Problem description
Rewrite the part of the data that opens with the line containing "Segment this screenshot: for" and closes with the line containing "no-tax-label: No transfer tax paid. [141, 378, 277, 395]" as a JSON list of strings, one string per line, leaving out blank lines. Include both end lines and nothing outside them.

Raw records
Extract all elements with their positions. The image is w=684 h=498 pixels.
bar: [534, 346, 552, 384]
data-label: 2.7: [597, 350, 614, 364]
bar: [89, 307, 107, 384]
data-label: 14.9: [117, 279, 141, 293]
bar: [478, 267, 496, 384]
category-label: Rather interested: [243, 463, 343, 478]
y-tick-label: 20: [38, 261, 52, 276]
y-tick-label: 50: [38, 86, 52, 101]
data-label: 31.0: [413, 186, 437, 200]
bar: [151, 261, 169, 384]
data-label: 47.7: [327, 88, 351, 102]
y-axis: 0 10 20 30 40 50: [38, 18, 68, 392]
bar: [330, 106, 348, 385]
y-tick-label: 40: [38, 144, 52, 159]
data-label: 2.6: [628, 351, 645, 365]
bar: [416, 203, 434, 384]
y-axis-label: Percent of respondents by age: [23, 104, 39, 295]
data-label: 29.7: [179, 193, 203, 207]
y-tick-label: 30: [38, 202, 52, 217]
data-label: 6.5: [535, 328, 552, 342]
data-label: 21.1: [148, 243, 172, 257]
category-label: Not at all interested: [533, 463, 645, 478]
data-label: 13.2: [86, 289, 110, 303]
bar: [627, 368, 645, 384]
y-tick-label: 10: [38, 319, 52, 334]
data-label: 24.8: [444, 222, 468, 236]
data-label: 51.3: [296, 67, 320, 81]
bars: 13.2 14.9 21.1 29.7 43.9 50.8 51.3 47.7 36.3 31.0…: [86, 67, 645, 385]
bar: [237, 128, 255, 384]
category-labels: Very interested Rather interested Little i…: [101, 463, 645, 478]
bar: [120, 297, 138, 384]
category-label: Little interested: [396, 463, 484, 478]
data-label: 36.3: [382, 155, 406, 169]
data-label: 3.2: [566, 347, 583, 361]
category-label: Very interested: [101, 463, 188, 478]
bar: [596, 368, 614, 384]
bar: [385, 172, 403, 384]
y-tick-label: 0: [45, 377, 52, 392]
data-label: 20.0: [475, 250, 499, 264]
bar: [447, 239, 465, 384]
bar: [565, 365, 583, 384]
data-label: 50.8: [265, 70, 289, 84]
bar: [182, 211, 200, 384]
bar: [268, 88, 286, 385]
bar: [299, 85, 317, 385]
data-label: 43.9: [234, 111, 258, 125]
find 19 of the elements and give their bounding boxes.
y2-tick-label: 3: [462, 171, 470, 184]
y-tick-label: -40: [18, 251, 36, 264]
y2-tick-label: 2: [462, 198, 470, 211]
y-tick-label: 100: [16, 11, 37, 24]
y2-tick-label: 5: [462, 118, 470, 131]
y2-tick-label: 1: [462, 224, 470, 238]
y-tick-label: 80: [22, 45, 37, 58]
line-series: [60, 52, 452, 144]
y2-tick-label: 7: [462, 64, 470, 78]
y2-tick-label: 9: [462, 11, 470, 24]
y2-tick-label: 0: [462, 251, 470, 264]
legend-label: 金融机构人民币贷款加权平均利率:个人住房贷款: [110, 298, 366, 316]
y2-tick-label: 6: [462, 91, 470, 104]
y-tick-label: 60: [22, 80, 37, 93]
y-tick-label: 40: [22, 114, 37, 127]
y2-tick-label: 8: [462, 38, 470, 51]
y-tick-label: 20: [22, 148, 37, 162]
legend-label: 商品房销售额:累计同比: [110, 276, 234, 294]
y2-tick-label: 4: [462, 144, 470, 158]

---

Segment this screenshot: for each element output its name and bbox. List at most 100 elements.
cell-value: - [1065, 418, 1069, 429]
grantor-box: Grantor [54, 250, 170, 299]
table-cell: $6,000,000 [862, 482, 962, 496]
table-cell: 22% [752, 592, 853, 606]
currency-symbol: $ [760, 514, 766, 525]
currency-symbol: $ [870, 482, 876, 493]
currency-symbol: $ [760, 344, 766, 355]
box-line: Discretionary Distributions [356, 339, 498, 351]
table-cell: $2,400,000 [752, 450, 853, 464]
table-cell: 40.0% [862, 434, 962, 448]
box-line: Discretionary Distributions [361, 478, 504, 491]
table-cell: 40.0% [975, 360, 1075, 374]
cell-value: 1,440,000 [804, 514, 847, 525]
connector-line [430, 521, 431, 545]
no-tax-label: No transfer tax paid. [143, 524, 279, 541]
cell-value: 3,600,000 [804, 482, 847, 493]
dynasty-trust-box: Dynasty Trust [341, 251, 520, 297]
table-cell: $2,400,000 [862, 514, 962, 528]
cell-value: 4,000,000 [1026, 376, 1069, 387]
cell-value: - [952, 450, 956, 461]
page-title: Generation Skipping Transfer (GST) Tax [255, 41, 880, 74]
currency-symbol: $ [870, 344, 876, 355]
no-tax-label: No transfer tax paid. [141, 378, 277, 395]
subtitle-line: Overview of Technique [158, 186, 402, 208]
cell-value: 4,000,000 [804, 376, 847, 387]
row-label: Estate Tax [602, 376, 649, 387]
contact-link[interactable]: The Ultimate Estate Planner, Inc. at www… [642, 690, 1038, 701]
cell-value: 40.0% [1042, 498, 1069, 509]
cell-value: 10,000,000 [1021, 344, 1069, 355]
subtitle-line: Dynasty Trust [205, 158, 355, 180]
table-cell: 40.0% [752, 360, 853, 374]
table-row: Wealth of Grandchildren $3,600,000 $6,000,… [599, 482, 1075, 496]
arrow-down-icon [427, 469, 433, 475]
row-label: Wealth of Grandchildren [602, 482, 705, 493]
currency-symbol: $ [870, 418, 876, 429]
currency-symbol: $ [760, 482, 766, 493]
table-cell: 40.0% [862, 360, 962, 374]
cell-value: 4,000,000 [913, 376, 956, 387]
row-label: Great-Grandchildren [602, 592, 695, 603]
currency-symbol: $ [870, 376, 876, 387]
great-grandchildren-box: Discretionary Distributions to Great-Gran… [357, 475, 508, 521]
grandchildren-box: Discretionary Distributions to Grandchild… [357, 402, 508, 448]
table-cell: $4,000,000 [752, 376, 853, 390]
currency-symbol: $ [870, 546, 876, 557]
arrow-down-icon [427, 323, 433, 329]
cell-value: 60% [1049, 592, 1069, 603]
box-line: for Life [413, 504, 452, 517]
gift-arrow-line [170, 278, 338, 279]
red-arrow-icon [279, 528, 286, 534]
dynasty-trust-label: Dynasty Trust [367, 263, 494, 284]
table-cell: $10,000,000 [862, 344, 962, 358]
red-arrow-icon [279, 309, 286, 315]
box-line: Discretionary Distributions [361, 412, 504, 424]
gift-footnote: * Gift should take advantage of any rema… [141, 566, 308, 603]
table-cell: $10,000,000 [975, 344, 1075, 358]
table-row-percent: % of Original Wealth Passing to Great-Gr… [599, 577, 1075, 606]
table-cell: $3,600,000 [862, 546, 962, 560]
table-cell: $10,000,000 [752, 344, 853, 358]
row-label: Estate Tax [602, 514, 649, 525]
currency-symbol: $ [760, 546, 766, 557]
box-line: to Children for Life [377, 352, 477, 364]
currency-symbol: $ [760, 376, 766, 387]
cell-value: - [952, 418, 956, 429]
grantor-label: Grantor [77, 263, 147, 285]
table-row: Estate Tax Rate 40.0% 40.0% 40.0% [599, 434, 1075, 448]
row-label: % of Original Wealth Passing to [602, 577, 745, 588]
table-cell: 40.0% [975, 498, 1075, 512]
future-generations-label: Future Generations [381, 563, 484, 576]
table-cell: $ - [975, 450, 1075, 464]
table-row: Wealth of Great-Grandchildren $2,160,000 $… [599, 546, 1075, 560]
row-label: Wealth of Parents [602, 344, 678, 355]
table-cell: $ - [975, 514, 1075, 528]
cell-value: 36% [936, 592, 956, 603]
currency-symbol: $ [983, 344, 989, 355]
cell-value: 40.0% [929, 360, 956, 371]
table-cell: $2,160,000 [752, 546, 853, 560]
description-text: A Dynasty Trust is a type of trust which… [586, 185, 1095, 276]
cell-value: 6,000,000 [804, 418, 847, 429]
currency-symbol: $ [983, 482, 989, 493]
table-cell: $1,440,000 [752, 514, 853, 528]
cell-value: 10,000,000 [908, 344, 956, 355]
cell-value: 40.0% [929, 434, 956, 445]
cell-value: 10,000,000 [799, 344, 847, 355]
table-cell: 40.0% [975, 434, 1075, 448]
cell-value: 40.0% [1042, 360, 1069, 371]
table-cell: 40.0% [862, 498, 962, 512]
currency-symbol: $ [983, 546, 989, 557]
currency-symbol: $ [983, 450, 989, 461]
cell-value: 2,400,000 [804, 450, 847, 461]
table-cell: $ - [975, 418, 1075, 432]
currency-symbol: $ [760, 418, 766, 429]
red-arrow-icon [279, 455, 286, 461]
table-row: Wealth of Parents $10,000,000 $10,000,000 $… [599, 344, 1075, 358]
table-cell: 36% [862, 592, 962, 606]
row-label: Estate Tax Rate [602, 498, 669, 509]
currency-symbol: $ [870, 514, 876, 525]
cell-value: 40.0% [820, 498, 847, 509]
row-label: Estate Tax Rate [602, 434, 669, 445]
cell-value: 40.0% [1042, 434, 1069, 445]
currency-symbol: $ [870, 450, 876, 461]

Answer in full
[
  "Segment this screenshot: for each element output its name and bbox. List at most 100 elements.",
  "cell-value: - [1065, 418, 1069, 429]",
  "grantor-box: Grantor [54, 250, 170, 299]",
  "table-cell: $6,000,000 [862, 482, 962, 496]",
  "table-cell: 22% [752, 592, 853, 606]",
  "currency-symbol: $ [760, 514, 766, 525]",
  "currency-symbol: $ [870, 482, 876, 493]",
  "currency-symbol: $ [760, 344, 766, 355]",
  "box-line: Discretionary Distributions [356, 339, 498, 351]",
  "table-cell: $2,400,000 [752, 450, 853, 464]",
  "table-cell: 40.0% [862, 434, 962, 448]",
  "box-line: Discretionary Distributions [361, 478, 504, 491]",
  "table-cell: 40.0% [975, 360, 1075, 374]",
  "cell-value: 1,440,000 [804, 514, 847, 525]",
  "connector-line [430, 521, 431, 545]",
  "no-tax-label: No transfer tax paid. [143, 524, 279, 541]",
  "cell-value: 3,600,000 [804, 482, 847, 493]",
  "dynasty-trust-box: Dynasty Trust [341, 251, 520, 297]",
  "table-cell: $2,400,000 [862, 514, 962, 528]",
  "cell-value: 4,000,000 [1026, 376, 1069, 387]",
  "cell-value: - [952, 450, 956, 461]",
  "page-title: Generation Skipping Transfer (GST) Tax [255, 41, 880, 74]",
  "currency-symbol: $ [870, 344, 876, 355]",
  "no-tax-label: No transfer tax paid. [141, 378, 277, 395]"
]